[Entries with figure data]
>> Begin

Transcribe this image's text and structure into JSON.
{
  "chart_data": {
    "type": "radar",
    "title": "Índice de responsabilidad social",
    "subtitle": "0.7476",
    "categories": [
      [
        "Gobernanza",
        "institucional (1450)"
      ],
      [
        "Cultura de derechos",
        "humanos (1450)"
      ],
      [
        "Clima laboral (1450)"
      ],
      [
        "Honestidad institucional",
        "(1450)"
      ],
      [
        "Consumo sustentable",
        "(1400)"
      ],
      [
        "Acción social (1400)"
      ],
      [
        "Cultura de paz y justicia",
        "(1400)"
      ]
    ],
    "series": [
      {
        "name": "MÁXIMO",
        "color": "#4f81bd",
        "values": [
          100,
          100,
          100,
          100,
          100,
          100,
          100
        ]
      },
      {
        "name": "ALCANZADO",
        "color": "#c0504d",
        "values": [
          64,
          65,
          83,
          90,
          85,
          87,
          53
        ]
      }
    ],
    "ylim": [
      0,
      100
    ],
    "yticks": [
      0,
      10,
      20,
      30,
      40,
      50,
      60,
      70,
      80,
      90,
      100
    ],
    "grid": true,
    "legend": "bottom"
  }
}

>> End

* **TASK TO CARRY OUT**: Provide the number of lines in the entries that include "institucional", and no other text.

* **RESULT**: 2